— Supplied material —

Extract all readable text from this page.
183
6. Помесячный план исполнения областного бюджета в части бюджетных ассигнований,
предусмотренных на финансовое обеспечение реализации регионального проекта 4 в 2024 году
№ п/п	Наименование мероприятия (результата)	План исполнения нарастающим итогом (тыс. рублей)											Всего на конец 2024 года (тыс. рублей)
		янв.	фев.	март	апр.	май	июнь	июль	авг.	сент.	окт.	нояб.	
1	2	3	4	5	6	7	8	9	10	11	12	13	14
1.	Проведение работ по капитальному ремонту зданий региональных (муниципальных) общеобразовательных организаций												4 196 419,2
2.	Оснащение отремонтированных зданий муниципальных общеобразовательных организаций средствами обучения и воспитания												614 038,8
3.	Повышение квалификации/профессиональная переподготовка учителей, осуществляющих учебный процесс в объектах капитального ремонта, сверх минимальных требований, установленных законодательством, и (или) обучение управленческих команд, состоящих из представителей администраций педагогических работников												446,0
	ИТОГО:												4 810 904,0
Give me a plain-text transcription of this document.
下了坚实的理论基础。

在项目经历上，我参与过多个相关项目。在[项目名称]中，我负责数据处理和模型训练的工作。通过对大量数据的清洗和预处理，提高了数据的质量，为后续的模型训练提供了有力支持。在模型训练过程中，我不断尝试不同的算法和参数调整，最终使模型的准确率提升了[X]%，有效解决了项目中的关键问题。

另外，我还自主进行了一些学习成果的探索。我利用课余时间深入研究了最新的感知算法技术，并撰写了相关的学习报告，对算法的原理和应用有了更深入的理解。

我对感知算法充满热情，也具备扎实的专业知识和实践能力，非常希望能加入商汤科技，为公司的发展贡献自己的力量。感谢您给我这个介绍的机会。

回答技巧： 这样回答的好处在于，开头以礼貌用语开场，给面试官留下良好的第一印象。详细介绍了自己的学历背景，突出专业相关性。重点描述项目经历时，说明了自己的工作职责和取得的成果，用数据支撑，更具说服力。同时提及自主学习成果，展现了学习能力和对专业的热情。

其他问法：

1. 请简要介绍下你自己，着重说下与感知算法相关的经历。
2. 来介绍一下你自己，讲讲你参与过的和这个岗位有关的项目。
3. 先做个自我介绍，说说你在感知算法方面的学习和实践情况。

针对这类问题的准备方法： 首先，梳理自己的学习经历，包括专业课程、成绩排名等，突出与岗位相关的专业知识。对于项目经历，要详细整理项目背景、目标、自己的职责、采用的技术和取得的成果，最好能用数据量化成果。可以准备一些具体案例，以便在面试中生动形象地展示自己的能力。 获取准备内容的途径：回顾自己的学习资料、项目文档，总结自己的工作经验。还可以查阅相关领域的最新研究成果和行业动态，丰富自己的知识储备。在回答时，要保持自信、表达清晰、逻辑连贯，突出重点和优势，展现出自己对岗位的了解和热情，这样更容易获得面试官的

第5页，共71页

— Work instructions —
Pull out all lines of the data with the string "организаций".

— The output —
1.	Проведение работ по капитальному ремонту зданий региональных (муниципальных) общеобразовательных организаций												4 196 419,2
2.	Оснащение отремонтированных зданий муниципальных общеобразовательных организаций средствами обучения и воспитания												614 038,8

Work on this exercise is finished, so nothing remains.